In the records below, count every line containing "Response". Reply with the number only.

* begin Exercise inputs *

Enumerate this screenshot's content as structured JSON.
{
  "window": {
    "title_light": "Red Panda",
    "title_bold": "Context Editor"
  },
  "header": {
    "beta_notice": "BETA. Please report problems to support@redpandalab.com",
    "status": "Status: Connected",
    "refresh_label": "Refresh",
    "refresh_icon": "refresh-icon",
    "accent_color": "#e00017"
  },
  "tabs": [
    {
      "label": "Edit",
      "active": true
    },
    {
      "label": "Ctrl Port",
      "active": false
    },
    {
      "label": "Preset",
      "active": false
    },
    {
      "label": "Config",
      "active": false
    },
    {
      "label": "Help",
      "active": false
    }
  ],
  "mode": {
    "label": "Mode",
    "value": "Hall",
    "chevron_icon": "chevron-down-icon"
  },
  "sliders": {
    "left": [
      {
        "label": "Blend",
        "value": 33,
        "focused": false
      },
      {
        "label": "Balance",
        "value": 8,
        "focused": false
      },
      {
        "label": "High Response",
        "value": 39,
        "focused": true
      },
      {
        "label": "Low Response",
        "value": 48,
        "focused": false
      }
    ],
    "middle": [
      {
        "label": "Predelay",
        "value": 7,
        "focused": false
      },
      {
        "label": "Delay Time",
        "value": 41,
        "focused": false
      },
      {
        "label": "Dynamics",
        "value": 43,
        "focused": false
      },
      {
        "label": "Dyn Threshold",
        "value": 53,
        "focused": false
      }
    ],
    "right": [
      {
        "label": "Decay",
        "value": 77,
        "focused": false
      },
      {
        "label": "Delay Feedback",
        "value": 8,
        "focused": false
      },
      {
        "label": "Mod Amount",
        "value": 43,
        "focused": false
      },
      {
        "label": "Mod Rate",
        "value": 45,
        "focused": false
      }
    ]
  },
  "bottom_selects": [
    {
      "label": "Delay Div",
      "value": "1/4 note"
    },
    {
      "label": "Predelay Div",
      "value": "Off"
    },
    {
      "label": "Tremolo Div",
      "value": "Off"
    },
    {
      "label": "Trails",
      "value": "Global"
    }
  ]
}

* end Exercise inputs *

» **The solution**
2